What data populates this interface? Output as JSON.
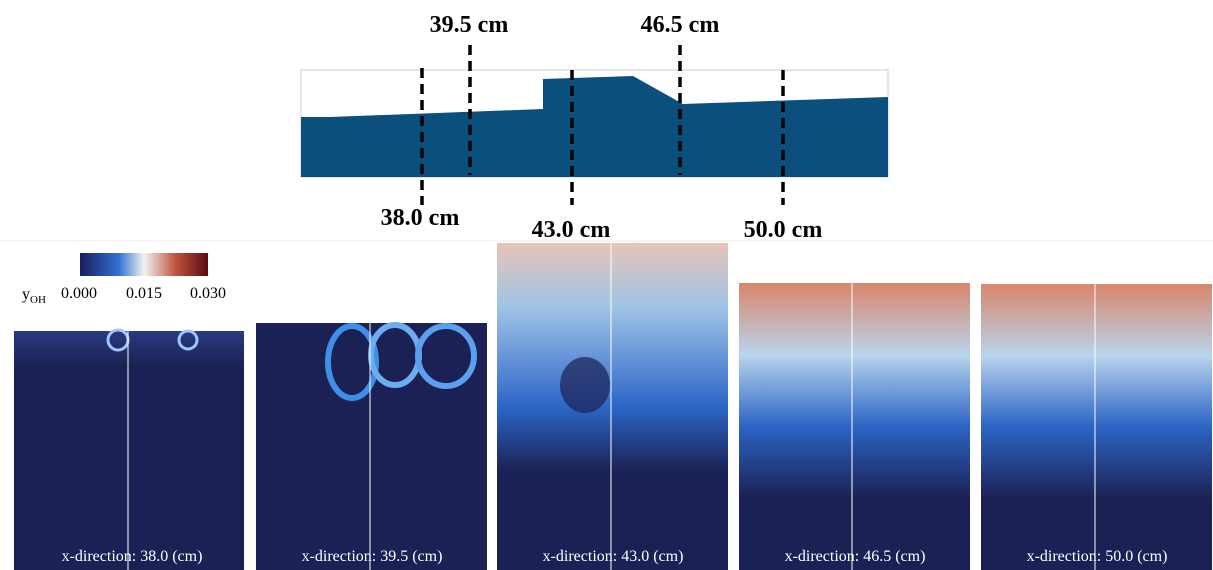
{
  "profile": {
    "labels": [
      "39.5 cm",
      "46.5 cm",
      "38.0 cm",
      "43.0 cm",
      "50.0 cm"
    ]
  },
  "colorbar": {
    "label": "y",
    "label_sub": "OH",
    "ticks": [
      "0.000",
      "0.015",
      "0.030"
    ]
  },
  "panels": [
    {
      "caption": "x-direction: 38.0 (cm)"
    },
    {
      "caption": "x-direction: 39.5 (cm)"
    },
    {
      "caption": "x-direction: 43.0 (cm)"
    },
    {
      "caption": "x-direction: 46.5 (cm)"
    },
    {
      "caption": "x-direction: 50.0 (cm)"
    }
  ]
}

=====

### [Exercise details]
Repeat each record exactly, with the pictures left out.

### [Output of the task]
What data populates this interface? Output as JSON.
{
  "profile": {
    "labels": [
      "39.5 cm",
      "46.5 cm",
      "38.0 cm",
      "43.0 cm",
      "50.0 cm"
    ]
  },
  "colorbar": {
    "label": "y",
    "label_sub": "OH",
    "ticks": [
      "0.000",
      "0.015",
      "0.030"
    ]
  },
  "panels": [
    {
      "caption": "x-direction: 38.0 (cm)"
    },
    {
      "caption": "x-direction: 39.5 (cm)"
    },
    {
      "caption": "x-direction: 43.0 (cm)"
    },
    {
      "caption": "x-direction: 46.5 (cm)"
    },
    {
      "caption": "x-direction: 50.0 (cm)"
    }
  ]
}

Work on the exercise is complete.